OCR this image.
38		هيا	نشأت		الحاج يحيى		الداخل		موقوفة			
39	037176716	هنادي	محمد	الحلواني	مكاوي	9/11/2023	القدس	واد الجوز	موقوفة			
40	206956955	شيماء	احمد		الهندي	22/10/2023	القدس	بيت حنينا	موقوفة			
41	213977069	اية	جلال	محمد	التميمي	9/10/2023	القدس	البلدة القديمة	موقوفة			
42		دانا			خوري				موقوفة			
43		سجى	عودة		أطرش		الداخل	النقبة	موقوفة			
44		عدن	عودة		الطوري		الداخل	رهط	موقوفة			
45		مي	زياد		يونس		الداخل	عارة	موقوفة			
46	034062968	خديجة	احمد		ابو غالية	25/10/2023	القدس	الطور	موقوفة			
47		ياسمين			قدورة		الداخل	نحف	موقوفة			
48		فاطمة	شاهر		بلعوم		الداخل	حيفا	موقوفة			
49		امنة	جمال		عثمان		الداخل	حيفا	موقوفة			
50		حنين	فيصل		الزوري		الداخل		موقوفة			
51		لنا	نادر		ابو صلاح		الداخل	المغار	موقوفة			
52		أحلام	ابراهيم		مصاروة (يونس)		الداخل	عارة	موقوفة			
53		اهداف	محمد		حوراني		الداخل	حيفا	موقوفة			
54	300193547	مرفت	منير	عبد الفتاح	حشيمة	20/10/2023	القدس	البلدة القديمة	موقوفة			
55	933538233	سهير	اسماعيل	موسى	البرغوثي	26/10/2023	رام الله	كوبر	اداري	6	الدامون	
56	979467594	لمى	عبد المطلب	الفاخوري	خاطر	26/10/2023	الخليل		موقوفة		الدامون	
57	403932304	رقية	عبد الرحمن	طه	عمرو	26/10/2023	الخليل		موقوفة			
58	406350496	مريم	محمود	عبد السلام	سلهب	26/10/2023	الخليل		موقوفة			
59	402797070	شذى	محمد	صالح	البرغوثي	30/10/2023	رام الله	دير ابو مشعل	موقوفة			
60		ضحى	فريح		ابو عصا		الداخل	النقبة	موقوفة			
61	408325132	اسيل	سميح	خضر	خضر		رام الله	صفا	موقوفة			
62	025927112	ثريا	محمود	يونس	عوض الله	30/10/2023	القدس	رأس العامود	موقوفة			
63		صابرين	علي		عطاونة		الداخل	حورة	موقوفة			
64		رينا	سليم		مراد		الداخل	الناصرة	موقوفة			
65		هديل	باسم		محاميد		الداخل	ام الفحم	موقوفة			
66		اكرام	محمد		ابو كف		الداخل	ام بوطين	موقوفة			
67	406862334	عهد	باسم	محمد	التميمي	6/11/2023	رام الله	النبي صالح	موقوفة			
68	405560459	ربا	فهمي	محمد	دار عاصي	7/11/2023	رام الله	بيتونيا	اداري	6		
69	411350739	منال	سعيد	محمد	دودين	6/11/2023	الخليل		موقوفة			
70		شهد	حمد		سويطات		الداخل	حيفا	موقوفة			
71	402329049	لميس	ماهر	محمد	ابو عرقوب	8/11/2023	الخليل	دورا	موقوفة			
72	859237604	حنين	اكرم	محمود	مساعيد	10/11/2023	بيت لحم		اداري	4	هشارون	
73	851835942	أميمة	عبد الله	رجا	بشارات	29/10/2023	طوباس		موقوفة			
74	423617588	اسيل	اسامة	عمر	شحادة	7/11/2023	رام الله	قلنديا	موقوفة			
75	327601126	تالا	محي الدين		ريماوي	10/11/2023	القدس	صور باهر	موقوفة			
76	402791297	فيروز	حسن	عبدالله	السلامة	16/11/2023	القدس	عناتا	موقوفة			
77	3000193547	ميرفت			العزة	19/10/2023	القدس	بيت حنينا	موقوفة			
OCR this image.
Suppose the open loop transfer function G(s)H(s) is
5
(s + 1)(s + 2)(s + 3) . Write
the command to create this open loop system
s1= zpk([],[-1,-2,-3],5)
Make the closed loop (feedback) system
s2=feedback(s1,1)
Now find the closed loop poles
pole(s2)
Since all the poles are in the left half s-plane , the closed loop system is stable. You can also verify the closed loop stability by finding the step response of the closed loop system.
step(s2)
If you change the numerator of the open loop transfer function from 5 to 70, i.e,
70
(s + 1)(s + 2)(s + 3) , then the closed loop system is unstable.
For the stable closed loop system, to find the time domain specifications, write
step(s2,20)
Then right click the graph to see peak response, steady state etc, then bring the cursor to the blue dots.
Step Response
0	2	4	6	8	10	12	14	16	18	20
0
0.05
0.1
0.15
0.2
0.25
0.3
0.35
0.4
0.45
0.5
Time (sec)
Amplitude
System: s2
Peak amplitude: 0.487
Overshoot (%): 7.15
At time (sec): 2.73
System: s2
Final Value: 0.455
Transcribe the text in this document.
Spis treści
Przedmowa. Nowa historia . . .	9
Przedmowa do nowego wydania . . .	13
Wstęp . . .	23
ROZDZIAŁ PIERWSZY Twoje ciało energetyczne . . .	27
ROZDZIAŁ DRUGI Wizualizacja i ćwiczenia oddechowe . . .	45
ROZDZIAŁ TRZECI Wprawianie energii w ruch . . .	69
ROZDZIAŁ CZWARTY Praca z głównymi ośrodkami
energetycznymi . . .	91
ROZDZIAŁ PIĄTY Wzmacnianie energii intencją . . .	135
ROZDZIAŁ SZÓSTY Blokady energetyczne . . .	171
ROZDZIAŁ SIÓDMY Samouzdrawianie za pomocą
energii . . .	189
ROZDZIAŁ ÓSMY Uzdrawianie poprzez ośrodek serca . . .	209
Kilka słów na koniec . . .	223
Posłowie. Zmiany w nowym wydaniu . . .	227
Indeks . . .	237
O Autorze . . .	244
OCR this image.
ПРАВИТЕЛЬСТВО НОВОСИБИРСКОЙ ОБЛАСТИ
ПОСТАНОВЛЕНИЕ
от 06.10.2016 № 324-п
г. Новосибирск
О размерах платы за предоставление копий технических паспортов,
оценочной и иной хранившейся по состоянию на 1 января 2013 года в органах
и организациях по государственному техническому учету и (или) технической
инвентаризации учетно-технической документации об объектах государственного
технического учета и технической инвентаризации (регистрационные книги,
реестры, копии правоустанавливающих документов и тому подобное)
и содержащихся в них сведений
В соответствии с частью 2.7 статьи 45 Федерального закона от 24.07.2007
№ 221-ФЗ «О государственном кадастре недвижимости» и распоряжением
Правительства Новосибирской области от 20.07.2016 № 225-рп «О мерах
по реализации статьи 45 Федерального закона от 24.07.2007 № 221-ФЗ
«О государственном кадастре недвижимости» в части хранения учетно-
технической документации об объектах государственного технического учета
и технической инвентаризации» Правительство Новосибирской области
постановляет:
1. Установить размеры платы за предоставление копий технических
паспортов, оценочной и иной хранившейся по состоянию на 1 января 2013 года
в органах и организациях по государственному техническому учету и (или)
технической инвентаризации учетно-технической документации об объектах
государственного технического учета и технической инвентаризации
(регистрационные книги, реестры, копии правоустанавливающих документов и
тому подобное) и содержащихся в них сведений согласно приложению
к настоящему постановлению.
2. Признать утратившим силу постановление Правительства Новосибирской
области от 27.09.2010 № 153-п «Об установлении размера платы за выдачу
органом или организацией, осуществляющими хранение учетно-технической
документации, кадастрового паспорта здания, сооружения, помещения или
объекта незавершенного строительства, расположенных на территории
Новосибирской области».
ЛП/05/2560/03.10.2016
################
Short task – Retype the entries exactly, including every line.

Task answer –
OCR this image.
38		هيا	نشأت		الحاج يحيى		الداخل		موقوفة			
39	037176716	هنادي	محمد	الحلواني	مكاوي	9/11/2023	القدس	واد الجوز	موقوفة			
40	206956955	شيماء	احمد		الهندي	22/10/2023	القدس	بيت حنينا	موقوفة			
41	213977069	اية	جلال	محمد	التميمي	9/10/2023	القدس	البلدة القديمة	موقوفة			
42		دانا			خوري				موقوفة			
43		سجى	عودة		أطرش		الداخل	النقبة	موقوفة			
44		عدن	عودة		الطوري		الداخل	رهط	موقوفة			
45		مي	زياد		يونس		الداخل	عارة	موقوفة			
46	034062968	خديجة	احمد		ابو غالية	25/10/2023	القدس	الطور	موقوفة			
47		ياسمين			قدورة		الداخل	نحف	موقوفة			
48		فاطمة	شاهر		بلعوم		الداخل	حيفا	موقوفة			
49		امنة	جمال		عثمان		الداخل	حيفا	موقوفة			
50		حنين	فيصل		الزوري		الداخل		موقوفة			
51		لنا	نادر		ابو صلاح		الداخل	المغار	موقوفة			
52		أحلام	ابراهيم		مصاروة (يونس)		الداخل	عارة	موقوفة			
53		اهداف	محمد		حوراني		الداخل	حيفا	موقوفة			
54	300193547	مرفت	منير	عبد الفتاح	حشيمة	20/10/2023	القدس	البلدة القديمة	موقوفة			
55	933538233	سهير	اسماعيل	موسى	البرغوثي	26/10/2023	رام الله	كوبر	اداري	6	الدامون	
56	979467594	لمى	عبد المطلب	الفاخوري	خاطر	26/10/2023	الخليل		موقوفة		الدامون	
57	403932304	رقية	عبد الرحمن	طه	عمرو	26/10/2023	الخليل		موقوفة			
58	406350496	مريم	محمود	عبد السلام	سلهب	26/10/2023	الخليل		موقوفة			
59	402797070	شذى	محمد	صالح	البرغوثي	30/10/2023	رام الله	دير ابو مشعل	موقوفة			
60		ضحى	فريح		ابو عصا		الداخل	النقبة	موقوفة			
61	408325132	اسيل	سميح	خضر	خضر		رام الله	صفا	موقوفة			
62	025927112	ثريا	محمود	يونس	عوض الله	30/10/2023	القدس	رأس العامود	موقوفة			
63		صابرين	علي		عطاونة		الداخل	حورة	موقوفة			
64		رينا	سليم		مراد		الداخل	الناصرة	موقوفة			
65		هديل	باسم		محاميد		الداخل	ام الفحم	موقوفة			
66		اكرام	محمد		ابو كف		الداخل	ام بوطين	موقوفة			
67	406862334	عهد	باسم	محمد	التميمي	6/11/2023	رام الله	النبي صالح	موقوفة			
68	405560459	ربا	فهمي	محمد	دار عاصي	7/11/2023	رام الله	بيتونيا	اداري	6		
69	411350739	منال	سعيد	محمد	دودين	6/11/2023	الخليل		موقوفة			
70		شهد	حمد		سويطات		الداخل	حيفا	موقوفة			
71	402329049	لميس	ماهر	محمد	ابو عرقوب	8/11/2023	الخليل	دورا	موقوفة			
72	859237604	حنين	اكرم	محمود	مساعيد	10/11/2023	بيت لحم		اداري	4	هشارون	
73	851835942	أميمة	عبد الله	رجا	بشارات	29/10/2023	طوباس		موقوفة			
74	423617588	اسيل	اسامة	عمر	شحادة	7/11/2023	رام الله	قلنديا	موقوفة			
75	327601126	تالا	محي الدين		ريماوي	10/11/2023	القدس	صور باهر	موقوفة			
76	402791297	فيروز	حسن	عبدالله	السلامة	16/11/2023	القدس	عناتا	موقوفة			
77	3000193547	ميرفت			العزة	19/10/2023	القدس	بيت حنينا	موقوفة			
OCR this image.
Suppose the open loop transfer function G(s)H(s) is
5
(s + 1)(s + 2)(s + 3) . Write
the command to create this open loop system
s1= zpk([],[-1,-2,-3],5)
Make the closed loop (feedback) system
s2=feedback(s1,1)
Now find the closed loop poles
pole(s2)
Since all the poles are in the left half s-plane , the closed loop system is stable. You can also verify the closed loop stability by finding the step response of the closed loop system.
step(s2)
If you change the numerator of the open loop transfer function from 5 to 70, i.e,
70
(s + 1)(s + 2)(s + 3) , then the closed loop system is unstable.
For the stable closed loop system, to find the time domain specifications, write
step(s2,20)
Then right click the graph to see peak response, steady state etc, then bring the cursor to the blue dots.
Step Response
0	2	4	6	8	10	12	14	16	18	20
0
0.05
0.1
0.15
0.2
0.25
0.3
0.35
0.4
0.45
0.5
Time (sec)
Amplitude
System: s2
Peak amplitude: 0.487
Overshoot (%): 7.15
At time (sec): 2.73
System: s2
Final Value: 0.455
Transcribe the text in this document.
Spis treści
Przedmowa. Nowa historia . . .	9
Przedmowa do nowego wydania . . .	13
Wstęp . . .	23
ROZDZIAŁ PIERWSZY Twoje ciało energetyczne . . .	27
ROZDZIAŁ DRUGI Wizualizacja i ćwiczenia oddechowe . . .	45
ROZDZIAŁ TRZECI Wprawianie energii w ruch . . .	69
ROZDZIAŁ CZWARTY Praca z głównymi ośrodkami
energetycznymi . . .	91
ROZDZIAŁ PIĄTY Wzmacnianie energii intencją . . .	135
ROZDZIAŁ SZÓSTY Blokady energetyczne . . .	171
ROZDZIAŁ SIÓDMY Samouzdrawianie za pomocą
energii . . .	189
ROZDZIAŁ ÓSMY Uzdrawianie poprzez ośrodek serca . . .	209
Kilka słów na koniec . . .	223
Posłowie. Zmiany w nowym wydaniu . . .	227
Indeks . . .	237
O Autorze . . .	244
OCR this image.
ПРАВИТЕЛЬСТВО НОВОСИБИРСКОЙ ОБЛАСТИ
ПОСТАНОВЛЕНИЕ
от 06.10.2016 № 324-п
г. Новосибирск
О размерах платы за предоставление копий технических паспортов,
оценочной и иной хранившейся по состоянию на 1 января 2013 года в органах
и организациях по государственному техническому учету и (или) технической
инвентаризации учетно-технической документации об объектах государственного
технического учета и технической инвентаризации (регистрационные книги,
реестры, копии правоустанавливающих документов и тому подобное)
и содержащихся в них сведений
В соответствии с частью 2.7 статьи 45 Федерального закона от 24.07.2007
№ 221-ФЗ «О государственном кадастре недвижимости» и распоряжением
Правительства Новосибирской области от 20.07.2016 № 225-рп «О мерах
по реализации статьи 45 Федерального закона от 24.07.2007 № 221-ФЗ
«О государственном кадастре недвижимости» в части хранения учетно-
технической документации об объектах государственного технического учета
и технической инвентаризации» Правительство Новосибирской области
постановляет:
1. Установить размеры платы за предоставление копий технических
паспортов, оценочной и иной хранившейся по состоянию на 1 января 2013 года
в органах и организациях по государственному техническому учету и (или)
технической инвентаризации учетно-технической документации об объектах
государственного технического учета и технической инвентаризации
(регистрационные книги, реестры, копии правоустанавливающих документов и
тому подобное) и содержащихся в них сведений согласно приложению
к настоящему постановлению.
2. Признать утратившим силу постановление Правительства Новосибирской
области от 27.09.2010 № 153-п «Об установлении размера платы за выдачу
органом или организацией, осуществляющими хранение учетно-технической
документации, кадастрового паспорта здания, сооружения, помещения или
объекта незавершенного строительства, расположенных на территории
Новосибирской области».
ЛП/05/2560/03.10.2016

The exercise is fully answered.